■ WHAT THE EXERCISE ASKS
Your task is to copy the material exactly.

⟨

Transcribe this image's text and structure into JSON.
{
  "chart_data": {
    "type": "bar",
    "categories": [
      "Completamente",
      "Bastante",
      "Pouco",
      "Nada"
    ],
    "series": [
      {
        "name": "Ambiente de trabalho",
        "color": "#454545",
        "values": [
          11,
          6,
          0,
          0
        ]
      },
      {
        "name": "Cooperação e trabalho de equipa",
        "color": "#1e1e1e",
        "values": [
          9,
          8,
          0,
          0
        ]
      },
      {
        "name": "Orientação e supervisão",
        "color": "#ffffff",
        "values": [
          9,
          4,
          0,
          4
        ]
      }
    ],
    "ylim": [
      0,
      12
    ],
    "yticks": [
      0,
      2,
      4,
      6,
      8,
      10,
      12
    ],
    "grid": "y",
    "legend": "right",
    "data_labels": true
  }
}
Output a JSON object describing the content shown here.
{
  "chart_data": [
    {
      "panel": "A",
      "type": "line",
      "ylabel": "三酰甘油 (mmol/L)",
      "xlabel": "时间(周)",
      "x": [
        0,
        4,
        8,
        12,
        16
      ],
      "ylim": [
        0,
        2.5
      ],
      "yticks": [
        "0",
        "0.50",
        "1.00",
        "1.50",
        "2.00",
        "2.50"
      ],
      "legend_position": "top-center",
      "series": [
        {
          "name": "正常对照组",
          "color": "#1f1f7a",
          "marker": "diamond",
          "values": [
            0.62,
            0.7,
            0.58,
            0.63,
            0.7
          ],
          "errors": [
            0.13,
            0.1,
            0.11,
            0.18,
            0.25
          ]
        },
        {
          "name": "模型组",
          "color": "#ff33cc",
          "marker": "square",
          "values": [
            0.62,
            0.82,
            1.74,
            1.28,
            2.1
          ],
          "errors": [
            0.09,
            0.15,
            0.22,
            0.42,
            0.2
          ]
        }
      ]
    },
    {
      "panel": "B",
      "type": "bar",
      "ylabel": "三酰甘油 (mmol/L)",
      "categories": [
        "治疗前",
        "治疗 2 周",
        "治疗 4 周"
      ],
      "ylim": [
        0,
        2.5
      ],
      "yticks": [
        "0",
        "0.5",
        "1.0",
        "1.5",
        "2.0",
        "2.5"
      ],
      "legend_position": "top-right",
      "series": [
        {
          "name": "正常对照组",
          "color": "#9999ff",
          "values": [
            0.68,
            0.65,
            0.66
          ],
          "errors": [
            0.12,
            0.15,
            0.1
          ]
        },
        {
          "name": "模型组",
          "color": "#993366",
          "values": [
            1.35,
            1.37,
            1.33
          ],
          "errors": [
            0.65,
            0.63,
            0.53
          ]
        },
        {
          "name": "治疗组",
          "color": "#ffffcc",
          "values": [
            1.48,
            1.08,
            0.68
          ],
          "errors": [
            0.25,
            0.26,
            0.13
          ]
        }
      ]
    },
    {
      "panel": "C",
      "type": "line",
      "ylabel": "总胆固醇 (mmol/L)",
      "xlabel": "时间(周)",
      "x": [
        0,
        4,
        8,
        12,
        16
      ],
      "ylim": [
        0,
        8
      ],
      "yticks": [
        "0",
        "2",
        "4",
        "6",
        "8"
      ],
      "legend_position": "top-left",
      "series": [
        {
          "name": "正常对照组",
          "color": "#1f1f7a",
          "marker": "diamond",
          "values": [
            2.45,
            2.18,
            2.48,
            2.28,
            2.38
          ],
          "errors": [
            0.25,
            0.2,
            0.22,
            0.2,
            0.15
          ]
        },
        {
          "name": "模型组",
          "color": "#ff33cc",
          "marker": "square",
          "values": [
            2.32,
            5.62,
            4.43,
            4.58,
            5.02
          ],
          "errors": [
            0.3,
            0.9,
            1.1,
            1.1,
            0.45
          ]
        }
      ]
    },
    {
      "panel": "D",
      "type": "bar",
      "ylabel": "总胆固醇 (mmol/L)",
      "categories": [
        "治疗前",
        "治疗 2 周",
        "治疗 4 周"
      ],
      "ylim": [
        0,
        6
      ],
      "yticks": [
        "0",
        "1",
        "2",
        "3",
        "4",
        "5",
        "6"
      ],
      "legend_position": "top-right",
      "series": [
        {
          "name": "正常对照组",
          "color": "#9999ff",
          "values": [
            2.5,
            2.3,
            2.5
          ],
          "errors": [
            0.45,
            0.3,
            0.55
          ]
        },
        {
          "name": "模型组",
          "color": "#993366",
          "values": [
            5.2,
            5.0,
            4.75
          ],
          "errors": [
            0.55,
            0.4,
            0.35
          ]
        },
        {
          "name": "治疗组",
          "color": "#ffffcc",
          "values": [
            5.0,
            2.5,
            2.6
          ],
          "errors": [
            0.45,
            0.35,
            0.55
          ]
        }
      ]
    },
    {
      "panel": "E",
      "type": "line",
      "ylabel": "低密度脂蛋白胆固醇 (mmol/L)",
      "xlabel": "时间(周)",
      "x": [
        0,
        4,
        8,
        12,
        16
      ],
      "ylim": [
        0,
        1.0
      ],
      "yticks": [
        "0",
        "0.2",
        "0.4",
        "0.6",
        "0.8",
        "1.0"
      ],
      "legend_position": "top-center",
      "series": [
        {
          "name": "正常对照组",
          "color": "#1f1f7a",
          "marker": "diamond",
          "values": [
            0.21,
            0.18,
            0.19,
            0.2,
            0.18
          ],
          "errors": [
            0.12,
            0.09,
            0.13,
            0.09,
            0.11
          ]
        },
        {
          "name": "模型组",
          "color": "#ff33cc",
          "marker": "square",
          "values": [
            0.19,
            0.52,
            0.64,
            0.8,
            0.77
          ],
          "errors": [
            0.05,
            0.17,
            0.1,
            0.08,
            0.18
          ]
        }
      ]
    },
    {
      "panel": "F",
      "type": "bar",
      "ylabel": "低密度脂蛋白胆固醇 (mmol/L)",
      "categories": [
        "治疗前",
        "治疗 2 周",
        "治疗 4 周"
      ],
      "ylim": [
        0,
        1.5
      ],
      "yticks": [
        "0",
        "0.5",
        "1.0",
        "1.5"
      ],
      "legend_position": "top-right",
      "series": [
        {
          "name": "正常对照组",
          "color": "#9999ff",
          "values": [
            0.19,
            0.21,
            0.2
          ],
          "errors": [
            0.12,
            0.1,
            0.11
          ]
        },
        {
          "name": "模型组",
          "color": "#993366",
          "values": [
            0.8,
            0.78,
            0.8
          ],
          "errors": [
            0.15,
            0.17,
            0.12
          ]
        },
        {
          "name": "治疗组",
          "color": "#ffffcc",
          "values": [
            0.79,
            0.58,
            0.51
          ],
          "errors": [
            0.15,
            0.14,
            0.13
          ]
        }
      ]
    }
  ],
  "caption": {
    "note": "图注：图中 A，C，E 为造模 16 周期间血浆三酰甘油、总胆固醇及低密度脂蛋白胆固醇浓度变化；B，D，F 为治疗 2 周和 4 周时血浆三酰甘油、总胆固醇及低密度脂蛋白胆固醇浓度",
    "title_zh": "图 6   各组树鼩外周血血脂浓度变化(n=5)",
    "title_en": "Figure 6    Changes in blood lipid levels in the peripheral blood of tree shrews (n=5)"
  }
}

⟩

■ ANSWER FOR THIS EXERCISE
Transcribe this image's text and structure into JSON.
{
  "chart_data": {
    "type": "bar",
    "categories": [
      "Completamente",
      "Bastante",
      "Pouco",
      "Nada"
    ],
    "series": [
      {
        "name": "Ambiente de trabalho",
        "color": "#454545",
        "values": [
          11,
          6,
          0,
          0
        ]
      },
      {
        "name": "Cooperação e trabalho de equipa",
        "color": "#1e1e1e",
        "values": [
          9,
          8,
          0,
          0
        ]
      },
      {
        "name": "Orientação e supervisão",
        "color": "#ffffff",
        "values": [
          9,
          4,
          0,
          4
        ]
      }
    ],
    "ylim": [
      0,
      12
    ],
    "yticks": [
      0,
      2,
      4,
      6,
      8,
      10,
      12
    ],
    "grid": "y",
    "legend": "right",
    "data_labels": true
  }
}
Output a JSON object describing the content shown here.
{
  "chart_data": [
    {
      "panel": "A",
      "type": "line",
      "ylabel": "三酰甘油 (mmol/L)",
      "xlabel": "时间(周)",
      "x": [
        0,
        4,
        8,
        12,
        16
      ],
      "ylim": [
        0,
        2.5
      ],
      "yticks": [
        "0",
        "0.50",
        "1.00",
        "1.50",
        "2.00",
        "2.50"
      ],
      "legend_position": "top-center",
      "series": [
        {
          "name": "正常对照组",
          "color": "#1f1f7a",
          "marker": "diamond",
          "values": [
            0.62,
            0.7,
            0.58,
            0.63,
            0.7
          ],
          "errors": [
            0.13,
            0.1,
            0.11,
            0.18,
            0.25
          ]
        },
        {
          "name": "模型组",
          "color": "#ff33cc",
          "marker": "square",
          "values": [
            0.62,
            0.82,
            1.74,
            1.28,
            2.1
          ],
          "errors": [
            0.09,
            0.15,
            0.22,
            0.42,
            0.2
          ]
        }
      ]
    },
    {
      "panel": "B",
      "type": "bar",
      "ylabel": "三酰甘油 (mmol/L)",
      "categories": [
        "治疗前",
        "治疗 2 周",
        "治疗 4 周"
      ],
      "ylim": [
        0,
        2.5
      ],
      "yticks": [
        "0",
        "0.5",
        "1.0",
        "1.5",
        "2.0",
        "2.5"
      ],
      "legend_position": "top-right",
      "series": [
        {
          "name": "正常对照组",
          "color": "#9999ff",
          "values": [
            0.68,
            0.65,
            0.66
          ],
          "errors": [
            0.12,
            0.15,
            0.1
          ]
        },
        {
          "name": "模型组",
          "color": "#993366",
          "values": [
            1.35,
            1.37,
            1.33
          ],
          "errors": [
            0.65,
            0.63,
            0.53
          ]
        },
        {
          "name": "治疗组",
          "color": "#ffffcc",
          "values": [
            1.48,
            1.08,
            0.68
          ],
          "errors": [
            0.25,
            0.26,
            0.13
          ]
        }
      ]
    },
    {
      "panel": "C",
      "type": "line",
      "ylabel": "总胆固醇 (mmol/L)",
      "xlabel": "时间(周)",
      "x": [
        0,
        4,
        8,
        12,
        16
      ],
      "ylim": [
        0,
        8
      ],
      "yticks": [
        "0",
        "2",
        "4",
        "6",
        "8"
      ],
      "legend_position": "top-left",
      "series": [
        {
          "name": "正常对照组",
          "color": "#1f1f7a",
          "marker": "diamond",
          "values": [
            2.45,
            2.18,
            2.48,
            2.28,
            2.38
          ],
          "errors": [
            0.25,
            0.2,
            0.22,
            0.2,
            0.15
          ]
        },
        {
          "name": "模型组",
          "color": "#ff33cc",
          "marker": "square",
          "values": [
            2.32,
            5.62,
            4.43,
            4.58,
            5.02
          ],
          "errors": [
            0.3,
            0.9,
            1.1,
            1.1,
            0.45
          ]
        }
      ]
    },
    {
      "panel": "D",
      "type": "bar",
      "ylabel": "总胆固醇 (mmol/L)",
      "categories": [
        "治疗前",
        "治疗 2 周",
        "治疗 4 周"
      ],
      "ylim": [
        0,
        6
      ],
      "yticks": [
        "0",
        "1",
        "2",
        "3",
        "4",
        "5",
        "6"
      ],
      "legend_position": "top-right",
      "series": [
        {
          "name": "正常对照组",
          "color": "#9999ff",
          "values": [
            2.5,
            2.3,
            2.5
          ],
          "errors": [
            0.45,
            0.3,
            0.55
          ]
        },
        {
          "name": "模型组",
          "color": "#993366",
          "values": [
            5.2,
            5.0,
            4.75
          ],
          "errors": [
            0.55,
            0.4,
            0.35
          ]
        },
        {
          "name": "治疗组",
          "color": "#ffffcc",
          "values": [
            5.0,
            2.5,
            2.6
          ],
          "errors": [
            0.45,
            0.35,
            0.55
          ]
        }
      ]
    },
    {
      "panel": "E",
      "type": "line",
      "ylabel": "低密度脂蛋白胆固醇 (mmol/L)",
      "xlabel": "时间(周)",
      "x": [
        0,
        4,
        8,
        12,
        16
      ],
      "ylim": [
        0,
        1.0
      ],
      "yticks": [
        "0",
        "0.2",
        "0.4",
        "0.6",
        "0.8",
        "1.0"
      ],
      "legend_position": "top-center",
      "series": [
        {
          "name": "正常对照组",
          "color": "#1f1f7a",
          "marker": "diamond",
          "values": [
            0.21,
            0.18,
            0.19,
            0.2,
            0.18
          ],
          "errors": [
            0.12,
            0.09,
            0.13,
            0.09,
            0.11
          ]
        },
        {
          "name": "模型组",
          "color": "#ff33cc",
          "marker": "square",
          "values": [
            0.19,
            0.52,
            0.64,
            0.8,
            0.77
          ],
          "errors": [
            0.05,
            0.17,
            0.1,
            0.08,
            0.18
          ]
        }
      ]
    },
    {
      "panel": "F",
      "type": "bar",
      "ylabel": "低密度脂蛋白胆固醇 (mmol/L)",
      "categories": [
        "治疗前",
        "治疗 2 周",
        "治疗 4 周"
      ],
      "ylim": [
        0,
        1.5
      ],
      "yticks": [
        "0",
        "0.5",
        "1.0",
        "1.5"
      ],
      "legend_position": "top-right",
      "series": [
        {
          "name": "正常对照组",
          "color": "#9999ff",
          "values": [
            0.19,
            0.21,
            0.2
          ],
          "errors": [
            0.12,
            0.1,
            0.11
          ]
        },
        {
          "name": "模型组",
          "color": "#993366",
          "values": [
            0.8,
            0.78,
            0.8
          ],
          "errors": [
            0.15,
            0.17,
            0.12
          ]
        },
        {
          "name": "治疗组",
          "color": "#ffffcc",
          "values": [
            0.79,
            0.58,
            0.51
          ],
          "errors": [
            0.15,
            0.14,
            0.13
          ]
        }
      ]
    }
  ],
  "caption": {
    "note": "图注：图中 A，C，E 为造模 16 周期间血浆三酰甘油、总胆固醇及低密度脂蛋白胆固醇浓度变化；B，D，F 为治疗 2 周和 4 周时血浆三酰甘油、总胆固醇及低密度脂蛋白胆固醇浓度",
    "title_zh": "图 6   各组树鼩外周血血脂浓度变化(n=5)",
    "title_en": "Figure 6    Changes in blood lipid levels in the peripheral blood of tree shrews (n=5)"
  }
}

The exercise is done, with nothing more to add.